### YOUR INSTRUCTIONS
Write down every entry below once more, exactly.

□ □ □ □ □ □ □

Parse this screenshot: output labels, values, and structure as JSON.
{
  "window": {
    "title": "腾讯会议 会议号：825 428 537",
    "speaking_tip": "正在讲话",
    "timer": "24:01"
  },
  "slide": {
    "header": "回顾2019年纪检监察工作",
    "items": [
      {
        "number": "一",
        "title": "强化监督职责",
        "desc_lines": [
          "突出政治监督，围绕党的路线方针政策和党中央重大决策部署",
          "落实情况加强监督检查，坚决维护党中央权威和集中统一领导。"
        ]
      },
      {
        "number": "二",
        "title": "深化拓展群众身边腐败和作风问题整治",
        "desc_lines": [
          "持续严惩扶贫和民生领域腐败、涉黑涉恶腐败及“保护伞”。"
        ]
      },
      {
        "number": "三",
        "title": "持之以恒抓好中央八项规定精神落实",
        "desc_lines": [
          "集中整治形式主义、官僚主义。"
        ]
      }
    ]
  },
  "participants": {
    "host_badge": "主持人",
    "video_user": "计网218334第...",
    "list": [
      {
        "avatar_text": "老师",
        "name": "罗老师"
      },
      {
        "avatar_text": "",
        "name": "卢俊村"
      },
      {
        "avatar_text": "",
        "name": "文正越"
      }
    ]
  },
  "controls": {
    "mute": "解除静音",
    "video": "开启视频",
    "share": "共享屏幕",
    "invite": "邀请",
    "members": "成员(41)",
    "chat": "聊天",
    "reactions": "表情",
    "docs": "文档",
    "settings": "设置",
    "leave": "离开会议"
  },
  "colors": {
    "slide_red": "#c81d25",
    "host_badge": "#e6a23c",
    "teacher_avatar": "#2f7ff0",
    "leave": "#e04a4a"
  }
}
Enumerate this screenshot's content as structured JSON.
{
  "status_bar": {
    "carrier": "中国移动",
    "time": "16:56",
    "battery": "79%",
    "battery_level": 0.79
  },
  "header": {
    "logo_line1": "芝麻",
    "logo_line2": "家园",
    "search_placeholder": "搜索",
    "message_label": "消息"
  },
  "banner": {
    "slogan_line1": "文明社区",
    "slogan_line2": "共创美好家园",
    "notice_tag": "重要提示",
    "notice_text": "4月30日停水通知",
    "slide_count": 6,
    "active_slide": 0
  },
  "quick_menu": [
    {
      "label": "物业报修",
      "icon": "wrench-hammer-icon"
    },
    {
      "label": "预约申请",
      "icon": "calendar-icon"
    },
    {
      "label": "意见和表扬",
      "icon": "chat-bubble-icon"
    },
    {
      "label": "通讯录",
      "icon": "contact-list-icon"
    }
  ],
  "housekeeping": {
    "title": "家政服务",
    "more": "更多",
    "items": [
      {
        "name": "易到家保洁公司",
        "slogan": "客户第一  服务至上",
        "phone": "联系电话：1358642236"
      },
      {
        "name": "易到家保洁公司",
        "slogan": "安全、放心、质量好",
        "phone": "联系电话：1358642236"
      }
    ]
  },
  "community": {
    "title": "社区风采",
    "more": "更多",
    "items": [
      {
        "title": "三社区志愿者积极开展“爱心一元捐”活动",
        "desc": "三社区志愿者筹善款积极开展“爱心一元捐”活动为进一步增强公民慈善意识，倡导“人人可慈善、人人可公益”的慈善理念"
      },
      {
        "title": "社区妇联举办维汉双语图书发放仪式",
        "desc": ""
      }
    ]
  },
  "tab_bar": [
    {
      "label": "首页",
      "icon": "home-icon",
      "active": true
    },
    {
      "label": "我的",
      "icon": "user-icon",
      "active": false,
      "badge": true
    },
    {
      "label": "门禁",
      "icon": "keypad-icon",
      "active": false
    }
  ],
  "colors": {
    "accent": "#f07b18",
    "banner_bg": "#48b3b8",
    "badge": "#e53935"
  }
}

□ □ □ □ □ □ □

### THE RESULT
Parse this screenshot: output labels, values, and structure as JSON.
{
  "window": {
    "title": "腾讯会议 会议号：825 428 537",
    "speaking_tip": "正在讲话",
    "timer": "24:01"
  },
  "slide": {
    "header": "回顾2019年纪检监察工作",
    "items": [
      {
        "number": "一",
        "title": "强化监督职责",
        "desc_lines": [
          "突出政治监督，围绕党的路线方针政策和党中央重大决策部署",
          "落实情况加强监督检查，坚决维护党中央权威和集中统一领导。"
        ]
      },
      {
        "number": "二",
        "title": "深化拓展群众身边腐败和作风问题整治",
        "desc_lines": [
          "持续严惩扶贫和民生领域腐败、涉黑涉恶腐败及“保护伞”。"
        ]
      },
      {
        "number": "三",
        "title": "持之以恒抓好中央八项规定精神落实",
        "desc_lines": [
          "集中整治形式主义、官僚主义。"
        ]
      }
    ]
  },
  "participants": {
    "host_badge": "主持人",
    "video_user": "计网218334第...",
    "list": [
      {
        "avatar_text": "老师",
        "name": "罗老师"
      },
      {
        "avatar_text": "",
        "name": "卢俊村"
      },
      {
        "avatar_text": "",
        "name": "文正越"
      }
    ]
  },
  "controls": {
    "mute": "解除静音",
    "video": "开启视频",
    "share": "共享屏幕",
    "invite": "邀请",
    "members": "成员(41)",
    "chat": "聊天",
    "reactions": "表情",
    "docs": "文档",
    "settings": "设置",
    "leave": "离开会议"
  },
  "colors": {
    "slide_red": "#c81d25",
    "host_badge": "#e6a23c",
    "teacher_avatar": "#2f7ff0",
    "leave": "#e04a4a"
  }
}
Enumerate this screenshot's content as structured JSON.
{
  "status_bar": {
    "carrier": "中国移动",
    "time": "16:56",
    "battery": "79%",
    "battery_level": 0.79
  },
  "header": {
    "logo_line1": "芝麻",
    "logo_line2": "家园",
    "search_placeholder": "搜索",
    "message_label": "消息"
  },
  "banner": {
    "slogan_line1": "文明社区",
    "slogan_line2": "共创美好家园",
    "notice_tag": "重要提示",
    "notice_text": "4月30日停水通知",
    "slide_count": 6,
    "active_slide": 0
  },
  "quick_menu": [
    {
      "label": "物业报修",
      "icon": "wrench-hammer-icon"
    },
    {
      "label": "预约申请",
      "icon": "calendar-icon"
    },
    {
      "label": "意见和表扬",
      "icon": "chat-bubble-icon"
    },
    {
      "label": "通讯录",
      "icon": "contact-list-icon"
    }
  ],
  "housekeeping": {
    "title": "家政服务",
    "more": "更多",
    "items": [
      {
        "name": "易到家保洁公司",
        "slogan": "客户第一  服务至上",
        "phone": "联系电话：1358642236"
      },
      {
        "name": "易到家保洁公司",
        "slogan": "安全、放心、质量好",
        "phone": "联系电话：1358642236"
      }
    ]
  },
  "community": {
    "title": "社区风采",
    "more": "更多",
    "items": [
      {
        "title": "三社区志愿者积极开展“爱心一元捐”活动",
        "desc": "三社区志愿者筹善款积极开展“爱心一元捐”活动为进一步增强公民慈善意识，倡导“人人可慈善、人人可公益”的慈善理念"
      },
      {
        "title": "社区妇联举办维汉双语图书发放仪式",
        "desc": ""
      }
    ]
  },
  "tab_bar": [
    {
      "label": "首页",
      "icon": "home-icon",
      "active": true
    },
    {
      "label": "我的",
      "icon": "user-icon",
      "active": false,
      "badge": true
    },
    {
      "label": "门禁",
      "icon": "keypad-icon",
      "active": false
    }
  ],
  "colors": {
    "accent": "#f07b18",
    "banner_bg": "#48b3b8",
    "badge": "#e53935"
  }
}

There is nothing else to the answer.